Directions - Using the data below, tally the lines that include the string "JSON". Only the number is wanted.

Data records:
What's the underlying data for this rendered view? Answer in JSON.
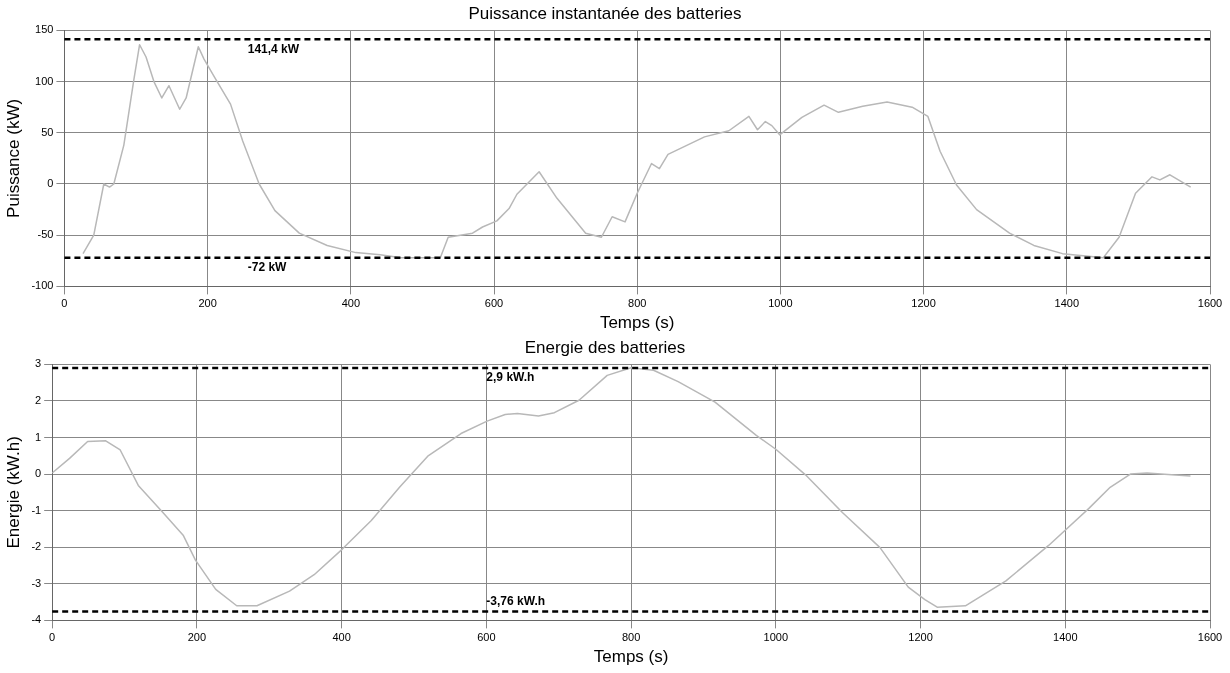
{
  "chart_data": [
    {
      "type": "line",
      "title": "Puissance instantanée des batteries",
      "xlabel": "Temps (s)",
      "ylabel": "Puissance (kW)",
      "xlim": [
        0,
        1600
      ],
      "xticks": [
        0,
        200,
        400,
        600,
        800,
        1000,
        1200,
        1400,
        1600
      ],
      "ylim": [
        -100,
        150
      ],
      "yticks": [
        -100,
        -50,
        0,
        50,
        100,
        150
      ],
      "grid": true,
      "ref_lines": [
        {
          "axis": "y",
          "value": 141.4,
          "label": "141,4 kW",
          "color": "#000000",
          "line_style": "dashed"
        },
        {
          "axis": "y",
          "value": -72,
          "label": "-72 kW",
          "color": "#000000",
          "line_style": "dashed"
        }
      ],
      "series": [
        {
          "color": "#b8b8b8",
          "x": [
            26,
            41,
            55,
            63,
            69,
            83,
            97,
            105,
            114,
            125,
            136,
            146,
            161,
            170,
            187,
            195,
            210,
            232,
            249,
            272,
            294,
            328,
            367,
            407,
            441,
            470,
            525,
            536,
            570,
            584,
            604,
            621,
            632,
            663,
            688,
            728,
            750,
            765,
            783,
            800,
            820,
            831,
            843,
            894,
            928,
            956,
            968,
            979,
            988,
            999,
            1030,
            1061,
            1081,
            1115,
            1149,
            1184,
            1206,
            1223,
            1246,
            1274,
            1320,
            1354,
            1394,
            1451,
            1473,
            1496,
            1519,
            1530,
            1544,
            1573
          ],
          "values": [
            -68,
            -50,
            0,
            -3,
            0,
            38,
            102,
            136,
            124,
            100,
            84,
            96,
            73,
            84,
            134,
            122,
            104,
            78,
            42,
            0,
            -26,
            -48,
            -60,
            -67,
            -69,
            -72,
            -72,
            -52,
            -48,
            -42,
            -36,
            -24,
            -10,
            12,
            -14,
            -48,
            -52,
            -32,
            -37,
            -9,
            20,
            15,
            29,
            46,
            52,
            66,
            53,
            61,
            57,
            48,
            65,
            77,
            70,
            76,
            80,
            75,
            66,
            32,
            -1,
            -25,
            -48,
            -60,
            -68,
            -72,
            -52,
            -9,
            7,
            4,
            9,
            -3
          ]
        }
      ]
    },
    {
      "type": "line",
      "title": "Energie des batteries",
      "xlabel": "Temps (s)",
      "ylabel": "Energie (kW.h)",
      "xlim": [
        0,
        1600
      ],
      "xticks": [
        0,
        200,
        400,
        600,
        800,
        1000,
        1200,
        1400,
        1600
      ],
      "ylim": [
        -4,
        3
      ],
      "yticks": [
        -4,
        -3,
        -2,
        -1,
        0,
        1,
        2,
        3
      ],
      "grid": true,
      "ref_lines": [
        {
          "axis": "y",
          "value": 2.9,
          "label": "2,9 kW.h",
          "color": "#000000",
          "line_style": "dashed"
        },
        {
          "axis": "y",
          "value": -3.76,
          "label": "-3,76 kW.h",
          "color": "#000000",
          "line_style": "dashed"
        }
      ],
      "series": [
        {
          "color": "#b8b8b8",
          "x": [
            0,
            24,
            49,
            74,
            94,
            119,
            153,
            181,
            198,
            226,
            255,
            283,
            328,
            362,
            401,
            441,
            480,
            519,
            565,
            601,
            626,
            643,
            672,
            694,
            728,
            767,
            800,
            831,
            865,
            916,
            973,
            1000,
            1041,
            1092,
            1144,
            1183,
            1206,
            1223,
            1262,
            1318,
            1377,
            1433,
            1462,
            1490,
            1513,
            1547,
            1573
          ],
          "values": [
            0.03,
            0.43,
            0.89,
            0.91,
            0.66,
            -0.31,
            -1.05,
            -1.67,
            -2.35,
            -3.15,
            -3.6,
            -3.6,
            -3.2,
            -2.75,
            -2.05,
            -1.27,
            -0.36,
            0.49,
            1.11,
            1.45,
            1.63,
            1.66,
            1.59,
            1.68,
            2.02,
            2.7,
            2.91,
            2.84,
            2.53,
            1.97,
            1.06,
            0.68,
            -0.02,
            -1.05,
            -2.01,
            -3.09,
            -3.43,
            -3.64,
            -3.6,
            -2.92,
            -1.95,
            -0.93,
            -0.36,
            0,
            0.03,
            -0.02,
            -0.05
          ]
        }
      ]
    }
  ]
}
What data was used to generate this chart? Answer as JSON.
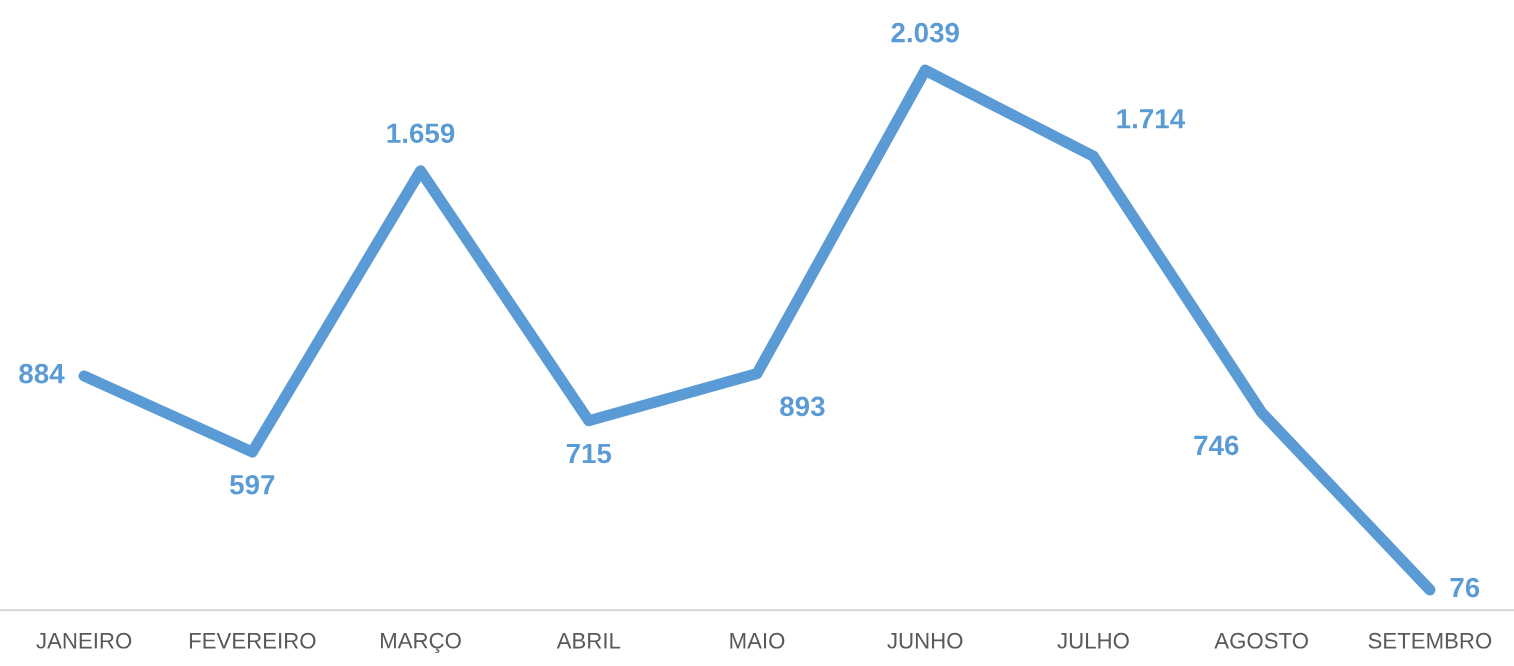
{
  "chart_data": {
    "type": "line",
    "categories": [
      "JANEIRO",
      "FEVEREIRO",
      "MARÇO",
      "ABRIL",
      "MAIO",
      "JUNHO",
      "JULHO",
      "AGOSTO",
      "SETEMBRO"
    ],
    "values": [
      884,
      597,
      1659,
      715,
      893,
      2039,
      1714,
      746,
      76
    ],
    "value_labels": [
      "884",
      "597",
      "1.659",
      "715",
      "893",
      "2.039",
      "1.714",
      "746",
      "76"
    ],
    "color": "#5b9bd5",
    "tick_labels": "x",
    "grid": false,
    "legend": false,
    "marker": "none",
    "line_style": "solid"
  }
}
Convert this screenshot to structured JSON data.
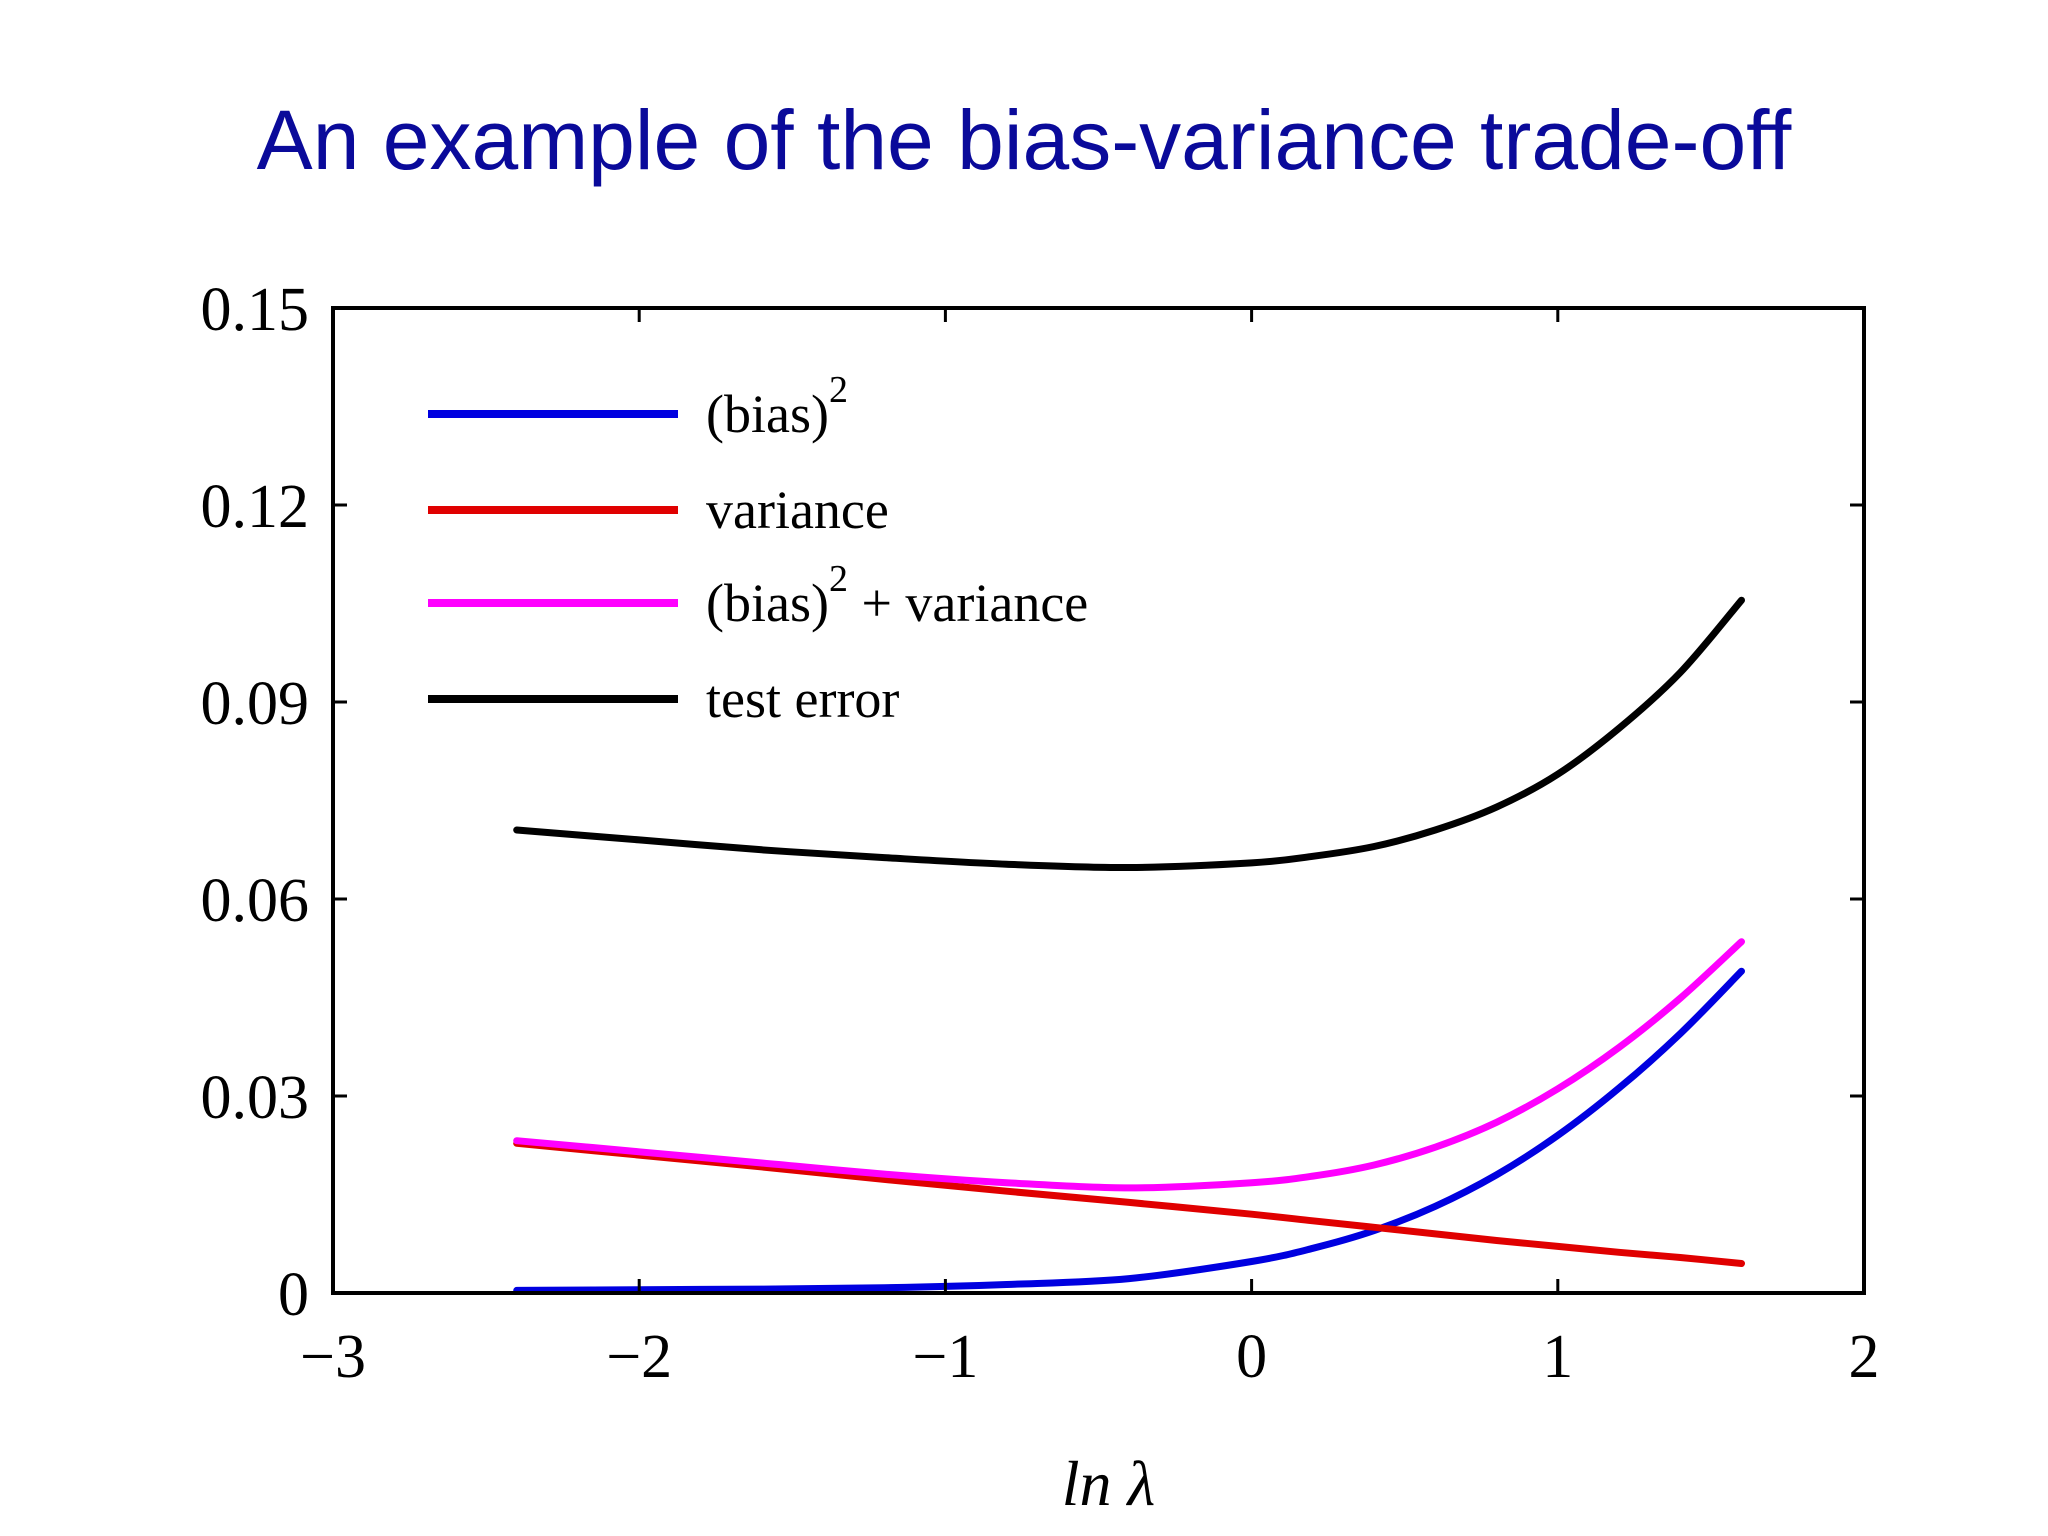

Finished task - 3